== Information given

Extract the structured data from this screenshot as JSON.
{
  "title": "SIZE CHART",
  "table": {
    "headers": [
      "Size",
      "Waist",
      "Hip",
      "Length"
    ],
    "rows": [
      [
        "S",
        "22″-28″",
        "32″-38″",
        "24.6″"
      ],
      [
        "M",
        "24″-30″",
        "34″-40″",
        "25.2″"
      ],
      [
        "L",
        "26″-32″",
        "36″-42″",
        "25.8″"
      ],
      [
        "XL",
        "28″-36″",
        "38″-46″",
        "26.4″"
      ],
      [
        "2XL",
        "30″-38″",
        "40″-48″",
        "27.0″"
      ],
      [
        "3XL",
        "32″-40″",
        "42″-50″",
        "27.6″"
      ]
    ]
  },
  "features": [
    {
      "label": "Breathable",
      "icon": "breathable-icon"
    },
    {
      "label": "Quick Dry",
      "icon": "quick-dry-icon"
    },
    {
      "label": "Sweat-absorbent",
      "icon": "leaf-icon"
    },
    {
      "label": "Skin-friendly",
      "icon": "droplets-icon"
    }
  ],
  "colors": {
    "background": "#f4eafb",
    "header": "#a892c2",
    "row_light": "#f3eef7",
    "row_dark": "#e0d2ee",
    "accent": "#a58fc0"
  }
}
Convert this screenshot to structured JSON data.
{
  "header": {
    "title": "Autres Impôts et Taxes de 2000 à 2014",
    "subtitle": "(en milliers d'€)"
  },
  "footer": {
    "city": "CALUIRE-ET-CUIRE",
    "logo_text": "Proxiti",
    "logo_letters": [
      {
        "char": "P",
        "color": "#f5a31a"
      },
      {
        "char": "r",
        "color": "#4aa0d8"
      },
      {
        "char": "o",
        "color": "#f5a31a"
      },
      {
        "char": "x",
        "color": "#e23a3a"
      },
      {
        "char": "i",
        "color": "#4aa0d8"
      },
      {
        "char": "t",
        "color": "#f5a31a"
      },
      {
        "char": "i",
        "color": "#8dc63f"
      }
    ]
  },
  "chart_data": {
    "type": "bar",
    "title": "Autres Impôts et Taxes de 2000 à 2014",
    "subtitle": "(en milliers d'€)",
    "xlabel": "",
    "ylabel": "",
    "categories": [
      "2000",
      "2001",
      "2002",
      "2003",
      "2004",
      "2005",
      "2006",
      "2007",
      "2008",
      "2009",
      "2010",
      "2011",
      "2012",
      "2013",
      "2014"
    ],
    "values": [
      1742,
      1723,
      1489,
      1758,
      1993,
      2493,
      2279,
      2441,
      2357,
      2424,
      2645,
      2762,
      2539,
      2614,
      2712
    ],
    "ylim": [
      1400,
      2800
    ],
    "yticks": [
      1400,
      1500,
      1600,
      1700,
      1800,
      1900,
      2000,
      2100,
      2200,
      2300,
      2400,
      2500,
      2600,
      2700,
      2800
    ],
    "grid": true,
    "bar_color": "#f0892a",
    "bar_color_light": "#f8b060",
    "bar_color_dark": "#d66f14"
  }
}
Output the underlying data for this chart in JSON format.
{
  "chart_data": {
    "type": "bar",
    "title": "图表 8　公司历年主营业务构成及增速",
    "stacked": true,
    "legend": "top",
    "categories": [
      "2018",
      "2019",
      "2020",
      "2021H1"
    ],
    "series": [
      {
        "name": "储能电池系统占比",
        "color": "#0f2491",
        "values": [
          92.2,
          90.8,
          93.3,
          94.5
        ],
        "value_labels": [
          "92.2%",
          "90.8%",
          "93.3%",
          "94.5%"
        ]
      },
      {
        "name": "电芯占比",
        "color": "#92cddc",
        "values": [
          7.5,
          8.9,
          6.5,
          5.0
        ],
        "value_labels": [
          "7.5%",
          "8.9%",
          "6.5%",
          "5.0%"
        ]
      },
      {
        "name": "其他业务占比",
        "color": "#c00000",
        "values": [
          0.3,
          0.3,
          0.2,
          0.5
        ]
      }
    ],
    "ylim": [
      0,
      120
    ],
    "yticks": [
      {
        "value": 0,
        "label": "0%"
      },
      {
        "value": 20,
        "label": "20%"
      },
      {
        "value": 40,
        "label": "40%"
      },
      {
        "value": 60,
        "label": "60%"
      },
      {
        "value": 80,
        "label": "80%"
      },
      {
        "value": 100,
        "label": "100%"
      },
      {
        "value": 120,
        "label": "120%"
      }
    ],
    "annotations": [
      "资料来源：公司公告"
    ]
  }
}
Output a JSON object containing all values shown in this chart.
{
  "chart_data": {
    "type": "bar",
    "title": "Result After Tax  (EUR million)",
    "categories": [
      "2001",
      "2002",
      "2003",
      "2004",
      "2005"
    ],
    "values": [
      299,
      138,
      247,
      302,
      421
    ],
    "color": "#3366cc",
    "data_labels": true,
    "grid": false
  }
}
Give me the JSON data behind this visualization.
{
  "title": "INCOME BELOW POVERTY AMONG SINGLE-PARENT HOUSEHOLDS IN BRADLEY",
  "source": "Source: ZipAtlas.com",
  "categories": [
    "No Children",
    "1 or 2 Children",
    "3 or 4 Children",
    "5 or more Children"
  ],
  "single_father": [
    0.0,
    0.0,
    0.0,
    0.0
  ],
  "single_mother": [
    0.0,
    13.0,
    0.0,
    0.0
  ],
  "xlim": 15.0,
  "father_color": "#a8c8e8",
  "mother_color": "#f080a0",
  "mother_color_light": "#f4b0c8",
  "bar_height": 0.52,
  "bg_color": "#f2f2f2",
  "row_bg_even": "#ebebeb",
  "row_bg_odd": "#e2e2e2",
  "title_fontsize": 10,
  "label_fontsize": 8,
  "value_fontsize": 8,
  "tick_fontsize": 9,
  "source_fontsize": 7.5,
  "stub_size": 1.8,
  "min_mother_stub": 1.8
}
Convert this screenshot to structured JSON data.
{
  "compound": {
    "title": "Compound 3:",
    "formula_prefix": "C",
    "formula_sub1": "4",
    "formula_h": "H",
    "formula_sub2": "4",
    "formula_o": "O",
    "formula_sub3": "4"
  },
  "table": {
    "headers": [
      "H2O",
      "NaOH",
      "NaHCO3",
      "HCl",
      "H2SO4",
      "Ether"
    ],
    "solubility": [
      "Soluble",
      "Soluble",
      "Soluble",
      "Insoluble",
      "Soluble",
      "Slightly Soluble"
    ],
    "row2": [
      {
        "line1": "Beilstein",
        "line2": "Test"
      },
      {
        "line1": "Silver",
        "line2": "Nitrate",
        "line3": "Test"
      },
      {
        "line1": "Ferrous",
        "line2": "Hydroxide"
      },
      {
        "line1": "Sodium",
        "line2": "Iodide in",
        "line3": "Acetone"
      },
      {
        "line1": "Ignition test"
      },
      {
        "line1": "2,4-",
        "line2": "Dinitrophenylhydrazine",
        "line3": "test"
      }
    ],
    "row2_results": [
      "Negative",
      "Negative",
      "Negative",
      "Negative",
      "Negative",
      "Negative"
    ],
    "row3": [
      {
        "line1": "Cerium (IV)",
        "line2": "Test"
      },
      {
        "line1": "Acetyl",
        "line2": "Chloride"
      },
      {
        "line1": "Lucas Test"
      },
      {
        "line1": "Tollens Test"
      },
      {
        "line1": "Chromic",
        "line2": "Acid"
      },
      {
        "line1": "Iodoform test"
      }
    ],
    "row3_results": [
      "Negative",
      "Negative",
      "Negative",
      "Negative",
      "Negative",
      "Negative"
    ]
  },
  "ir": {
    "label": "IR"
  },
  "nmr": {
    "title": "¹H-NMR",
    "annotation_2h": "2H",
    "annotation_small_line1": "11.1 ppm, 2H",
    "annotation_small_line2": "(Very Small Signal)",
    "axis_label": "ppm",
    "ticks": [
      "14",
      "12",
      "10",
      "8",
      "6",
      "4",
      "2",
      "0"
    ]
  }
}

====

— What is needed —
Return all of the data precisely as it appears.

— Answer to this problem —
Extract the structured data from this screenshot as JSON.
{
  "title": "SIZE CHART",
  "table": {
    "headers": [
      "Size",
      "Waist",
      "Hip",
      "Length"
    ],
    "rows": [
      [
        "S",
        "22″-28″",
        "32″-38″",
        "24.6″"
      ],
      [
        "M",
        "24″-30″",
        "34″-40″",
        "25.2″"
      ],
      [
        "L",
        "26″-32″",
        "36″-42″",
        "25.8″"
      ],
      [
        "XL",
        "28″-36″",
        "38″-46″",
        "26.4″"
      ],
      [
        "2XL",
        "30″-38″",
        "40″-48″",
        "27.0″"
      ],
      [
        "3XL",
        "32″-40″",
        "42″-50″",
        "27.6″"
      ]
    ]
  },
  "features": [
    {
      "label": "Breathable",
      "icon": "breathable-icon"
    },
    {
      "label": "Quick Dry",
      "icon": "quick-dry-icon"
    },
    {
      "label": "Sweat-absorbent",
      "icon": "leaf-icon"
    },
    {
      "label": "Skin-friendly",
      "icon": "droplets-icon"
    }
  ],
  "colors": {
    "background": "#f4eafb",
    "header": "#a892c2",
    "row_light": "#f3eef7",
    "row_dark": "#e0d2ee",
    "accent": "#a58fc0"
  }
}
Convert this screenshot to structured JSON data.
{
  "header": {
    "title": "Autres Impôts et Taxes de 2000 à 2014",
    "subtitle": "(en milliers d'€)"
  },
  "footer": {
    "city": "CALUIRE-ET-CUIRE",
    "logo_text": "Proxiti",
    "logo_letters": [
      {
        "char": "P",
        "color": "#f5a31a"
      },
      {
        "char": "r",
        "color": "#4aa0d8"
      },
      {
        "char": "o",
        "color": "#f5a31a"
      },
      {
        "char": "x",
        "color": "#e23a3a"
      },
      {
        "char": "i",
        "color": "#4aa0d8"
      },
      {
        "char": "t",
        "color": "#f5a31a"
      },
      {
        "char": "i",
        "color": "#8dc63f"
      }
    ]
  },
  "chart_data": {
    "type": "bar",
    "title": "Autres Impôts et Taxes de 2000 à 2014",
    "subtitle": "(en milliers d'€)",
    "xlabel": "",
    "ylabel": "",
    "categories": [
      "2000",
      "2001",
      "2002",
      "2003",
      "2004",
      "2005",
      "2006",
      "2007",
      "2008",
      "2009",
      "2010",
      "2011",
      "2012",
      "2013",
      "2014"
    ],
    "values": [
      1742,
      1723,
      1489,
      1758,
      1993,
      2493,
      2279,
      2441,
      2357,
      2424,
      2645,
      2762,
      2539,
      2614,
      2712
    ],
    "ylim": [
      1400,
      2800
    ],
    "yticks": [
      1400,
      1500,
      1600,
      1700,
      1800,
      1900,
      2000,
      2100,
      2200,
      2300,
      2400,
      2500,
      2600,
      2700,
      2800
    ],
    "grid": true,
    "bar_color": "#f0892a",
    "bar_color_light": "#f8b060",
    "bar_color_dark": "#d66f14"
  }
}
Output the underlying data for this chart in JSON format.
{
  "chart_data": {
    "type": "bar",
    "title": "图表 8　公司历年主营业务构成及增速",
    "stacked": true,
    "legend": "top",
    "categories": [
      "2018",
      "2019",
      "2020",
      "2021H1"
    ],
    "series": [
      {
        "name": "储能电池系统占比",
        "color": "#0f2491",
        "values": [
          92.2,
          90.8,
          93.3,
          94.5
        ],
        "value_labels": [
          "92.2%",
          "90.8%",
          "93.3%",
          "94.5%"
        ]
      },
      {
        "name": "电芯占比",
        "color": "#92cddc",
        "values": [
          7.5,
          8.9,
          6.5,
          5.0
        ],
        "value_labels": [
          "7.5%",
          "8.9%",
          "6.5%",
          "5.0%"
        ]
      },
      {
        "name": "其他业务占比",
        "color": "#c00000",
        "values": [
          0.3,
          0.3,
          0.2,
          0.5
        ]
      }
    ],
    "ylim": [
      0,
      120
    ],
    "yticks": [
      {
        "value": 0,
        "label": "0%"
      },
      {
        "value": 20,
        "label": "20%"
      },
      {
        "value": 40,
        "label": "40%"
      },
      {
        "value": 60,
        "label": "60%"
      },
      {
        "value": 80,
        "label": "80%"
      },
      {
        "value": 100,
        "label": "100%"
      },
      {
        "value": 120,
        "label": "120%"
      }
    ],
    "annotations": [
      "资料来源：公司公告"
    ]
  }
}
Output a JSON object containing all values shown in this chart.
{
  "chart_data": {
    "type": "bar",
    "title": "Result After Tax  (EUR million)",
    "categories": [
      "2001",
      "2002",
      "2003",
      "2004",
      "2005"
    ],
    "values": [
      299,
      138,
      247,
      302,
      421
    ],
    "color": "#3366cc",
    "data_labels": true,
    "grid": false
  }
}
Give me the JSON data behind this visualization.
{
  "title": "INCOME BELOW POVERTY AMONG SINGLE-PARENT HOUSEHOLDS IN BRADLEY",
  "source": "Source: ZipAtlas.com",
  "categories": [
    "No Children",
    "1 or 2 Children",
    "3 or 4 Children",
    "5 or more Children"
  ],
  "single_father": [
    0.0,
    0.0,
    0.0,
    0.0
  ],
  "single_mother": [
    0.0,
    13.0,
    0.0,
    0.0
  ],
  "xlim": 15.0,
  "father_color": "#a8c8e8",
  "mother_color": "#f080a0",
  "mother_color_light": "#f4b0c8",
  "bar_height": 0.52,
  "bg_color": "#f2f2f2",
  "row_bg_even": "#ebebeb",
  "row_bg_odd": "#e2e2e2",
  "title_fontsize": 10,
  "label_fontsize": 8,
  "value_fontsize": 8,
  "tick_fontsize": 9,
  "source_fontsize": 7.5,
  "stub_size": 1.8,
  "min_mother_stub": 1.8
}
Convert this screenshot to structured JSON data.
{
  "compound": {
    "title": "Compound 3:",
    "formula_prefix": "C",
    "formula_sub1": "4",
    "formula_h": "H",
    "formula_sub2": "4",
    "formula_o": "O",
    "formula_sub3": "4"
  },
  "table": {
    "headers": [
      "H2O",
      "NaOH",
      "NaHCO3",
      "HCl",
      "H2SO4",
      "Ether"
    ],
    "solubility": [
      "Soluble",
      "Soluble",
      "Soluble",
      "Insoluble",
      "Soluble",
      "Slightly Soluble"
    ],
    "row2": [
      {
        "line1": "Beilstein",
        "line2": "Test"
      },
      {
        "line1": "Silver",
        "line2": "Nitrate",
        "line3": "Test"
      },
      {
        "line1": "Ferrous",
        "line2": "Hydroxide"
      },
      {
        "line1": "Sodium",
        "line2": "Iodide in",
        "line3": "Acetone"
      },
      {
        "line1": "Ignition test"
      },
      {
        "line1": "2,4-",
        "line2": "Dinitrophenylhydrazine",
        "line3": "test"
      }
    ],
    "row2_results": [
      "Negative",
      "Negative",
      "Negative",
      "Negative",
      "Negative",
      "Negative"
    ],
    "row3": [
      {
        "line1": "Cerium (IV)",
        "line2": "Test"
      },
      {
        "line1": "Acetyl",
        "line2": "Chloride"
      },
      {
        "line1": "Lucas Test"
      },
      {
        "line1": "Tollens Test"
      },
      {
        "line1": "Chromic",
        "line2": "Acid"
      },
      {
        "line1": "Iodoform test"
      }
    ],
    "row3_results": [
      "Negative",
      "Negative",
      "Negative",
      "Negative",
      "Negative",
      "Negative"
    ]
  },
  "ir": {
    "label": "IR"
  },
  "nmr": {
    "title": "¹H-NMR",
    "annotation_2h": "2H",
    "annotation_small_line1": "11.1 ppm, 2H",
    "annotation_small_line2": "(Very Small Signal)",
    "axis_label": "ppm",
    "ticks": [
      "14",
      "12",
      "10",
      "8",
      "6",
      "4",
      "2",
      "0"
    ]
  }
}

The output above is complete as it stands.